• Aim: Retype the complete listing exactly as it appears.

A block of data
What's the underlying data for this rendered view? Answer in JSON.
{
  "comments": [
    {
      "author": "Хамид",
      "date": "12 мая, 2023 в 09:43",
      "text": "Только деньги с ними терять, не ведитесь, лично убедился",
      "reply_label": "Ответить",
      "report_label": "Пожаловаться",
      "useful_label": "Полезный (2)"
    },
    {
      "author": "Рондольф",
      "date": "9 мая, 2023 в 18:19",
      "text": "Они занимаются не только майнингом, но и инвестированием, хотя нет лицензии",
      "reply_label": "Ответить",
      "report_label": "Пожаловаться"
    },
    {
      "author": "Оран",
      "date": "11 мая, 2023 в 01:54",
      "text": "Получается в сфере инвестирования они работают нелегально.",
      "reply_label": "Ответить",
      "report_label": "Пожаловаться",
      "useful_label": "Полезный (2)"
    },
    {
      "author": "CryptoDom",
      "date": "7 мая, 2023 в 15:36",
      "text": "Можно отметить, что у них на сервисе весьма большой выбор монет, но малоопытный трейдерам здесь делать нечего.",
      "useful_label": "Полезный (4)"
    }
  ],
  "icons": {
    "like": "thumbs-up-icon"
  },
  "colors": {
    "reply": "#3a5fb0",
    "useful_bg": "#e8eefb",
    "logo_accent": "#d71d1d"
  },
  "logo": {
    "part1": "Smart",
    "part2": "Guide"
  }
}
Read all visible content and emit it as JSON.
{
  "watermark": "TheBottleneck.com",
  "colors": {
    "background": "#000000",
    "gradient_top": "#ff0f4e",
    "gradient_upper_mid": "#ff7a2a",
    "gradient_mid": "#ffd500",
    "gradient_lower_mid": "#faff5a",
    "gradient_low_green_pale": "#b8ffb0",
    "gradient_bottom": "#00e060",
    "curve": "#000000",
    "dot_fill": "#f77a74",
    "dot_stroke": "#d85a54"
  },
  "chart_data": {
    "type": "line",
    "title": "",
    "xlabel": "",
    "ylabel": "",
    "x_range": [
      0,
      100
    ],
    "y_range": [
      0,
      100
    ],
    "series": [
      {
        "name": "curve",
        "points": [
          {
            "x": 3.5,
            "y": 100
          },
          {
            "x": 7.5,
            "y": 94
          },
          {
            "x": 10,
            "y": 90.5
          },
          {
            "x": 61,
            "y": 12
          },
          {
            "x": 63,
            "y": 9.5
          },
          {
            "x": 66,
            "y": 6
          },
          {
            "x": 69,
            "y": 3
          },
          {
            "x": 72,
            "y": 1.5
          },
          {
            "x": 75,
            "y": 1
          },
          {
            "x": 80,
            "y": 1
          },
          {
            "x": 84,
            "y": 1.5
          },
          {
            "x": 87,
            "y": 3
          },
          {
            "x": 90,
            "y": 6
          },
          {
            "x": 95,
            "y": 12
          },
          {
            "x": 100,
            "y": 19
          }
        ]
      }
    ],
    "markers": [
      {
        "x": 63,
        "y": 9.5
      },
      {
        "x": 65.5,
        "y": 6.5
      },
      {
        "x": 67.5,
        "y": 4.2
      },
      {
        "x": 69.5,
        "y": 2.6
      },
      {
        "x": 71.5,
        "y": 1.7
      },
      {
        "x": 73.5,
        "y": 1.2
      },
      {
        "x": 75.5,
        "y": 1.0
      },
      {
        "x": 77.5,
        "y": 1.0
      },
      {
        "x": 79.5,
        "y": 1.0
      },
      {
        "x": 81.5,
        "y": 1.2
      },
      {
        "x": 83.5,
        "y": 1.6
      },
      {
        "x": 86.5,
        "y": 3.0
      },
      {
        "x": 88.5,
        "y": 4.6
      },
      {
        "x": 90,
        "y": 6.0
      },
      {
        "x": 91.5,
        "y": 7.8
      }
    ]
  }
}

• Task response:
What's the underlying data for this rendered view? Answer in JSON.
{
  "comments": [
    {
      "author": "Хамид",
      "date": "12 мая, 2023 в 09:43",
      "text": "Только деньги с ними терять, не ведитесь, лично убедился",
      "reply_label": "Ответить",
      "report_label": "Пожаловаться",
      "useful_label": "Полезный (2)"
    },
    {
      "author": "Рондольф",
      "date": "9 мая, 2023 в 18:19",
      "text": "Они занимаются не только майнингом, но и инвестированием, хотя нет лицензии",
      "reply_label": "Ответить",
      "report_label": "Пожаловаться"
    },
    {
      "author": "Оран",
      "date": "11 мая, 2023 в 01:54",
      "text": "Получается в сфере инвестирования они работают нелегально.",
      "reply_label": "Ответить",
      "report_label": "Пожаловаться",
      "useful_label": "Полезный (2)"
    },
    {
      "author": "CryptoDom",
      "date": "7 мая, 2023 в 15:36",
      "text": "Можно отметить, что у них на сервисе весьма большой выбор монет, но малоопытный трейдерам здесь делать нечего.",
      "useful_label": "Полезный (4)"
    }
  ],
  "icons": {
    "like": "thumbs-up-icon"
  },
  "colors": {
    "reply": "#3a5fb0",
    "useful_bg": "#e8eefb",
    "logo_accent": "#d71d1d"
  },
  "logo": {
    "part1": "Smart",
    "part2": "Guide"
  }
}
Read all visible content and emit it as JSON.
{
  "watermark": "TheBottleneck.com",
  "colors": {
    "background": "#000000",
    "gradient_top": "#ff0f4e",
    "gradient_upper_mid": "#ff7a2a",
    "gradient_mid": "#ffd500",
    "gradient_lower_mid": "#faff5a",
    "gradient_low_green_pale": "#b8ffb0",
    "gradient_bottom": "#00e060",
    "curve": "#000000",
    "dot_fill": "#f77a74",
    "dot_stroke": "#d85a54"
  },
  "chart_data": {
    "type": "line",
    "title": "",
    "xlabel": "",
    "ylabel": "",
    "x_range": [
      0,
      100
    ],
    "y_range": [
      0,
      100
    ],
    "series": [
      {
        "name": "curve",
        "points": [
          {
            "x": 3.5,
            "y": 100
          },
          {
            "x": 7.5,
            "y": 94
          },
          {
            "x": 10,
            "y": 90.5
          },
          {
            "x": 61,
            "y": 12
          },
          {
            "x": 63,
            "y": 9.5
          },
          {
            "x": 66,
            "y": 6
          },
          {
            "x": 69,
            "y": 3
          },
          {
            "x": 72,
            "y": 1.5
          },
          {
            "x": 75,
            "y": 1
          },
          {
            "x": 80,
            "y": 1
          },
          {
            "x": 84,
            "y": 1.5
          },
          {
            "x": 87,
            "y": 3
          },
          {
            "x": 90,
            "y": 6
          },
          {
            "x": 95,
            "y": 12
          },
          {
            "x": 100,
            "y": 19
          }
        ]
      }
    ],
    "markers": [
      {
        "x": 63,
        "y": 9.5
      },
      {
        "x": 65.5,
        "y": 6.5
      },
      {
        "x": 67.5,
        "y": 4.2
      },
      {
        "x": 69.5,
        "y": 2.6
      },
      {
        "x": 71.5,
        "y": 1.7
      },
      {
        "x": 73.5,
        "y": 1.2
      },
      {
        "x": 75.5,
        "y": 1.0
      },
      {
        "x": 77.5,
        "y": 1.0
      },
      {
        "x": 79.5,
        "y": 1.0
      },
      {
        "x": 81.5,
        "y": 1.2
      },
      {
        "x": 83.5,
        "y": 1.6
      },
      {
        "x": 86.5,
        "y": 3.0
      },
      {
        "x": 88.5,
        "y": 4.6
      },
      {
        "x": 90,
        "y": 6.0
      },
      {
        "x": 91.5,
        "y": 7.8
      }
    ]
  }
}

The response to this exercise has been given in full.